* Instructions to follow:
Scan the entries and tally the lines that include the string "المتوفى". Reply with the figure alone.

* Collected data:
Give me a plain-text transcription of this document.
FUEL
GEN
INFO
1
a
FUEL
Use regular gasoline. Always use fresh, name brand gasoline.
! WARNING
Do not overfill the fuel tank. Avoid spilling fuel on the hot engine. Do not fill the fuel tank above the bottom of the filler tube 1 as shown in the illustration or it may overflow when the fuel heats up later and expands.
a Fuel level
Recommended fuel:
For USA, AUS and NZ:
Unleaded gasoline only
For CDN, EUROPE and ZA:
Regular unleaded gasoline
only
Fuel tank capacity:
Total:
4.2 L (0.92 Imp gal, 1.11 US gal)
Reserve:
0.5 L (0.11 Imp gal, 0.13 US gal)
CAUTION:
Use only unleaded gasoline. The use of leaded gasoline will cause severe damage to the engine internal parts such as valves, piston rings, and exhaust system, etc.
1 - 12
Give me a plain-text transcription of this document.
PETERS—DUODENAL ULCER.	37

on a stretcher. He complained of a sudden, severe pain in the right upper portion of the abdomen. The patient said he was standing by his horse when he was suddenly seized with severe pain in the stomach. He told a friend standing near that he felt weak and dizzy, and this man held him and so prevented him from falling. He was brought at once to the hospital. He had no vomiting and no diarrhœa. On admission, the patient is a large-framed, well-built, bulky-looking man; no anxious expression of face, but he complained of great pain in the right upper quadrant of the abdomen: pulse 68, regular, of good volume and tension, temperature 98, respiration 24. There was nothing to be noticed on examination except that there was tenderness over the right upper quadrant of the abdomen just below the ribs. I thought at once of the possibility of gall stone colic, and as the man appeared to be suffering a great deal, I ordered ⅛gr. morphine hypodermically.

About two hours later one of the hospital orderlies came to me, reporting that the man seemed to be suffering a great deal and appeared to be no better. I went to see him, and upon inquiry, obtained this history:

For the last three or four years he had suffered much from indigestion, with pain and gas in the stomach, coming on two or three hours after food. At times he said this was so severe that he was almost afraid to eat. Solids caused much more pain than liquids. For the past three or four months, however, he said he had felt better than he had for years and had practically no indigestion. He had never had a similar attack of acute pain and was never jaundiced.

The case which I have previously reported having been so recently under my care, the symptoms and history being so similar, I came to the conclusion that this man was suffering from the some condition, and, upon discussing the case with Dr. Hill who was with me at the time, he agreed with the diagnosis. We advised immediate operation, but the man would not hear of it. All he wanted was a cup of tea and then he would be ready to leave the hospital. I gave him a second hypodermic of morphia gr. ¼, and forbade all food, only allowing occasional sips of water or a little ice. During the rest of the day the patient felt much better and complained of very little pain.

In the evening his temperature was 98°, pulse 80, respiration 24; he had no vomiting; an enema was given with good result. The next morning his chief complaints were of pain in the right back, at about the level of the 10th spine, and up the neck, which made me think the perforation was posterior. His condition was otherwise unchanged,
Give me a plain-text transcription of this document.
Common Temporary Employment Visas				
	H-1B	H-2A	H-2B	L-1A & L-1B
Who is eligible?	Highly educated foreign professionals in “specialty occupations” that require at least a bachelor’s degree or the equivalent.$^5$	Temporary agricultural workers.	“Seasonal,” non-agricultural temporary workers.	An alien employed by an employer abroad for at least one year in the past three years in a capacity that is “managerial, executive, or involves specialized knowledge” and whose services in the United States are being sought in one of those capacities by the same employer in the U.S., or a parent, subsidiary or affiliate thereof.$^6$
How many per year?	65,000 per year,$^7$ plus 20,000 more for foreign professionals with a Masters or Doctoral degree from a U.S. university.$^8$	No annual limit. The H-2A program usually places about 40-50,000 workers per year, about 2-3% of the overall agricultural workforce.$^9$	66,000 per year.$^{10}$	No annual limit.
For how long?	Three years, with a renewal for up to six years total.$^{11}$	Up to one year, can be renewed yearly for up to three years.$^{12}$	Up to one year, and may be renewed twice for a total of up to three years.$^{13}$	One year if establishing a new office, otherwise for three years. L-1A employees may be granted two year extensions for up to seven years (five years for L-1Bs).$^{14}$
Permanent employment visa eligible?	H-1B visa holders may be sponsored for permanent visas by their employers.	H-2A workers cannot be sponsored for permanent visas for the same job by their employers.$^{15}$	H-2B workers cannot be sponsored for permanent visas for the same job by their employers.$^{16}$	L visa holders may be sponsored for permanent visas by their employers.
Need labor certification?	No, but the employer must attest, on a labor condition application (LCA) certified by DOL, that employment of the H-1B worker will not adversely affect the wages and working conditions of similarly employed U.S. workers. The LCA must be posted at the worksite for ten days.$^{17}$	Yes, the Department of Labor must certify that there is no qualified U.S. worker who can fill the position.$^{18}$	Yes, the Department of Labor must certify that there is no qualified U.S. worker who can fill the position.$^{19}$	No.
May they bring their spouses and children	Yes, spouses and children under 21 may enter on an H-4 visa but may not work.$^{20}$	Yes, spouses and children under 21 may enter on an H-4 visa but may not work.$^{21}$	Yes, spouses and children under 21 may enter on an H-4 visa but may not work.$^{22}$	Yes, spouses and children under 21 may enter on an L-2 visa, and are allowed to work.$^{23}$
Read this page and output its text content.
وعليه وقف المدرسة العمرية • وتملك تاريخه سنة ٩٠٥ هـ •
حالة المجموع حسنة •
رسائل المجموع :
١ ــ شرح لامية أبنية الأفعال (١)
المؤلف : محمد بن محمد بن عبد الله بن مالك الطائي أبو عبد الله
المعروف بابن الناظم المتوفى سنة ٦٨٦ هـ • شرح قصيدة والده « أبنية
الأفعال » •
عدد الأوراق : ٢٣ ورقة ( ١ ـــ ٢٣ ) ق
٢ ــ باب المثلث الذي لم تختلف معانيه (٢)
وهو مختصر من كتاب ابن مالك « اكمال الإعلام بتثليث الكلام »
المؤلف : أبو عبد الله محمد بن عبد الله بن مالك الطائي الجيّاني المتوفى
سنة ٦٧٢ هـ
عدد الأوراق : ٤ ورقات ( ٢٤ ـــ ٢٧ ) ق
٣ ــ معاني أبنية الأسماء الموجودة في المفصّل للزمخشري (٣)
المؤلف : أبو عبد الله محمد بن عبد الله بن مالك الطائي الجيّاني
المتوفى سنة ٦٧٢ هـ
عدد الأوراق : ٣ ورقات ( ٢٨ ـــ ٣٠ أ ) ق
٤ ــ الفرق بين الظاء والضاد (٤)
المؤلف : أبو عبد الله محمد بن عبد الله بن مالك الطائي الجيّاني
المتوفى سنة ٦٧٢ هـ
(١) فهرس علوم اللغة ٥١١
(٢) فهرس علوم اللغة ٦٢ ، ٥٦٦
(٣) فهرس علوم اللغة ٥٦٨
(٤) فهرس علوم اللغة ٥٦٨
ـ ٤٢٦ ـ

* Task solution:
4